**What the exercise asks**
Wherever the word "display" appears in the entries, copy the whole line.

begin Entries provided

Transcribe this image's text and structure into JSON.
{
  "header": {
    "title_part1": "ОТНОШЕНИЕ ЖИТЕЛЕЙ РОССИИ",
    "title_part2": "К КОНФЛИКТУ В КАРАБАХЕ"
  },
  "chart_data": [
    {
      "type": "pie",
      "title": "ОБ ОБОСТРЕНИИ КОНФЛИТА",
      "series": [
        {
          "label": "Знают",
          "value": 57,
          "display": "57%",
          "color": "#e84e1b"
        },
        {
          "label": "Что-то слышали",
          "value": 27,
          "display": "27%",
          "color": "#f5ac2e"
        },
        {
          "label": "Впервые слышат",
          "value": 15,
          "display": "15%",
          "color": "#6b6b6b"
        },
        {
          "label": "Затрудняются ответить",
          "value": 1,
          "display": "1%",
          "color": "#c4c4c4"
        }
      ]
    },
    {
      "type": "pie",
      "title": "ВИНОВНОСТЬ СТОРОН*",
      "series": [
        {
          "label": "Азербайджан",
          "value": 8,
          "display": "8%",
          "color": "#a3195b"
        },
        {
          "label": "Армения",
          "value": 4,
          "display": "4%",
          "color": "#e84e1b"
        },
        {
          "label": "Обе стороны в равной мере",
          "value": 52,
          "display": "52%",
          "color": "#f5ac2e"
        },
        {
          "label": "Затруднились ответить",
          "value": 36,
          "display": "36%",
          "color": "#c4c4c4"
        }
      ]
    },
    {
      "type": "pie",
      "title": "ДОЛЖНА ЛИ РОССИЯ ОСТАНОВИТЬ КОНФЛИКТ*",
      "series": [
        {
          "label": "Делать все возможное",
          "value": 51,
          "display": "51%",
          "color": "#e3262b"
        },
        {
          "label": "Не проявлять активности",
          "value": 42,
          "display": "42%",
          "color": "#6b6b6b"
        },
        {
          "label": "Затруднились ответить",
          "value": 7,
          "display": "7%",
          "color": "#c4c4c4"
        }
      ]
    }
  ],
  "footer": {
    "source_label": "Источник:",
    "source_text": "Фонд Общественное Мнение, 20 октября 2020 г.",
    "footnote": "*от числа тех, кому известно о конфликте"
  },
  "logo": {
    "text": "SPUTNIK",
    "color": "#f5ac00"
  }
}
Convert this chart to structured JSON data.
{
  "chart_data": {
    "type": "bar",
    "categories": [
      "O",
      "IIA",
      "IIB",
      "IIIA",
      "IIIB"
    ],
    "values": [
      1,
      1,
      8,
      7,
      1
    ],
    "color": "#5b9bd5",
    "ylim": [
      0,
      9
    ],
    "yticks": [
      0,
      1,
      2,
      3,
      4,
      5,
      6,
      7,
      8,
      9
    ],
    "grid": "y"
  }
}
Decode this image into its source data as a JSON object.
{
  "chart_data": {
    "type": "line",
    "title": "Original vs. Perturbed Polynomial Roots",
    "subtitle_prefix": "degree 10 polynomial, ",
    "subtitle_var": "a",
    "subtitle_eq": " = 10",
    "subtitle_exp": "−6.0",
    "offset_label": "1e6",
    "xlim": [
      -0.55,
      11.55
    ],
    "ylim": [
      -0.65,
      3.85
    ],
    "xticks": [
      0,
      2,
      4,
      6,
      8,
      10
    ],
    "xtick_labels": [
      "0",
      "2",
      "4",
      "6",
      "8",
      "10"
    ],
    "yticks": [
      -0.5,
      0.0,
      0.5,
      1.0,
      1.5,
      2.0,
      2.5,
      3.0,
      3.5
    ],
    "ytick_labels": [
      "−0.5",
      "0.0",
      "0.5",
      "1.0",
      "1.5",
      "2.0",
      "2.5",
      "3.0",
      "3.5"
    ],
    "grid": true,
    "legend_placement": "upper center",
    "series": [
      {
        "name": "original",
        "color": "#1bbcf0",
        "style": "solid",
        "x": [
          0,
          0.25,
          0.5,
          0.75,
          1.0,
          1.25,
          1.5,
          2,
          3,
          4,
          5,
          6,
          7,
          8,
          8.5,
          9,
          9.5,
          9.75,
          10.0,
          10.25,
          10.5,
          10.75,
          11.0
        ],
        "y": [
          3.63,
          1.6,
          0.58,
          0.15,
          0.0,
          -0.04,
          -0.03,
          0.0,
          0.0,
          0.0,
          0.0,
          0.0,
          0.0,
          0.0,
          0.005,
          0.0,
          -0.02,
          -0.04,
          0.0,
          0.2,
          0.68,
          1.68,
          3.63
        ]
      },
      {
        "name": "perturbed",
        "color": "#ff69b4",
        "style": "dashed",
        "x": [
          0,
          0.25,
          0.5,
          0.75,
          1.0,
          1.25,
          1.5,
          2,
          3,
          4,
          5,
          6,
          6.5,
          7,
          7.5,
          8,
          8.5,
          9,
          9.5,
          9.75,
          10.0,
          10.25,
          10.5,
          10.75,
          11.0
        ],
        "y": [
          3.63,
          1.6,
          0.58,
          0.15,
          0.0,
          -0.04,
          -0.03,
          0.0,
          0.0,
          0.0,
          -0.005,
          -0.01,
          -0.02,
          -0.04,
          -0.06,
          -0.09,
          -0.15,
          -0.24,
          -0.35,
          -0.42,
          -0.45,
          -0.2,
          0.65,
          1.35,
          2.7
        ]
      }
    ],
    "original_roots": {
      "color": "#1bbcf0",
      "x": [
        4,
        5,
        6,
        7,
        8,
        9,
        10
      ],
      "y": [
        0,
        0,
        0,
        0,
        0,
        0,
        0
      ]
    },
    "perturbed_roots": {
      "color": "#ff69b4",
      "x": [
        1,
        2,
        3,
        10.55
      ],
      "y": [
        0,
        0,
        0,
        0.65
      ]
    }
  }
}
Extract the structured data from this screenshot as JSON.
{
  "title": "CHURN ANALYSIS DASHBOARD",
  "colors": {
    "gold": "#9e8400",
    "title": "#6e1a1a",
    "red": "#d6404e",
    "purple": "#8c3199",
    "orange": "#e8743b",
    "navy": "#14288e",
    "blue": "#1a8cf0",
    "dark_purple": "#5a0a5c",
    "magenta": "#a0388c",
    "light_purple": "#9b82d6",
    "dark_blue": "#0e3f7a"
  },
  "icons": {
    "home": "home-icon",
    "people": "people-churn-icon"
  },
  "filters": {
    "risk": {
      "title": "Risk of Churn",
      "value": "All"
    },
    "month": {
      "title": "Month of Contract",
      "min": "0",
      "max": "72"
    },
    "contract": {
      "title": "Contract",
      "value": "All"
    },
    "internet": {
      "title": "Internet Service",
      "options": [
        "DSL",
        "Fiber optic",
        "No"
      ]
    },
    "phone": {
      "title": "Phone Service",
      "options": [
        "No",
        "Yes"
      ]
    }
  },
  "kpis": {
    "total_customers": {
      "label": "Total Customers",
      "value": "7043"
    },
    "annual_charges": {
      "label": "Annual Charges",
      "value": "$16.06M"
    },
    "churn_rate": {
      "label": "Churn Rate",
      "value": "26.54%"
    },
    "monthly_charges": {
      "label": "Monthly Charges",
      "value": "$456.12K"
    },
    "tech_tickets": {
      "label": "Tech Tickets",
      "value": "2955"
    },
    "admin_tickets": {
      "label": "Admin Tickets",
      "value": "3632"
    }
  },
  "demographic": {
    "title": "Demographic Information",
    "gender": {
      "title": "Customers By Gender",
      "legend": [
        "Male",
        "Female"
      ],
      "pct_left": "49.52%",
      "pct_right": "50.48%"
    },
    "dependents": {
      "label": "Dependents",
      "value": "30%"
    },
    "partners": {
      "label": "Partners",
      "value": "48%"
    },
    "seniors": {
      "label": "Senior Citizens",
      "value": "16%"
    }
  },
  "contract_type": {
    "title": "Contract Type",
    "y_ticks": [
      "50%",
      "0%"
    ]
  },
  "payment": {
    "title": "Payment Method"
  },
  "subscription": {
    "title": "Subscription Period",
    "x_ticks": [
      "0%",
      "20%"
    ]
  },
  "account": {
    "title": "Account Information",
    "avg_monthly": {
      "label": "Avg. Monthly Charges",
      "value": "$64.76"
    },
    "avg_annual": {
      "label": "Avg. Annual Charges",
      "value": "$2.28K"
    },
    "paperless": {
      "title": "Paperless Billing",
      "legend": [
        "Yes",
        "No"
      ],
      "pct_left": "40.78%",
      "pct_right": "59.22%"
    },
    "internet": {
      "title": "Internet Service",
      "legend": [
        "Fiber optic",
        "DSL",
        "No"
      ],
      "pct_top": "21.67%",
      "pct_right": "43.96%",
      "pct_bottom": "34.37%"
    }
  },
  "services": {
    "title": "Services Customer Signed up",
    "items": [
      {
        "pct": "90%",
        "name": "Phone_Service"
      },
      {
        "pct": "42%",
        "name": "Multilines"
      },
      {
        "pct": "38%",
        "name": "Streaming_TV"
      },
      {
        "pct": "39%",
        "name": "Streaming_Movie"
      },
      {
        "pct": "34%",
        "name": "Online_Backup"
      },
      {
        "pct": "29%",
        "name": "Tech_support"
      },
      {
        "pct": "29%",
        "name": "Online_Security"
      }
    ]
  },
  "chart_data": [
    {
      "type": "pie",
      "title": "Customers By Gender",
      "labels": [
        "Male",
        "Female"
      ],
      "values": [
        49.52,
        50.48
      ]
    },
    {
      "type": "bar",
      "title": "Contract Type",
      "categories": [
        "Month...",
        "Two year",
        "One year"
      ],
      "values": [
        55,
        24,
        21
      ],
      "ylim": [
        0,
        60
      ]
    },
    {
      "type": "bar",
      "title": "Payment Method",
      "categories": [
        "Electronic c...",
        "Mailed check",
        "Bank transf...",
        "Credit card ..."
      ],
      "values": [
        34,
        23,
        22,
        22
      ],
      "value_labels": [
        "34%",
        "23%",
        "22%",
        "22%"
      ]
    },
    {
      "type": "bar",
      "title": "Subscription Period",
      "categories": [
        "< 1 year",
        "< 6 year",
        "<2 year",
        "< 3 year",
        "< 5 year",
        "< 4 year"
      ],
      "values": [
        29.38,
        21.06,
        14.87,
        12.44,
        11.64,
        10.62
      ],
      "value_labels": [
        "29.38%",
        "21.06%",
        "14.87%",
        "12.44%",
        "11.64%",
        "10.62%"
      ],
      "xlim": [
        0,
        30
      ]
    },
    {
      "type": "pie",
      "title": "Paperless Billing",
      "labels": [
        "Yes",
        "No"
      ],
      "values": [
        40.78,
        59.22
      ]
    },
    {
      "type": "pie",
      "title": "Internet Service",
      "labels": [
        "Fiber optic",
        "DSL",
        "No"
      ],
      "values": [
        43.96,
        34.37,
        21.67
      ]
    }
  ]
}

end Entries provided

**Full output**
          "display": "57%",
          "display": "27%",
          "display": "15%",
          "display": "1%",
          "display": "8%",
          "display": "4%",
          "display": "52%",
          "display": "36%",
          "display": "51%",
          "display": "42%",
          "display": "7%",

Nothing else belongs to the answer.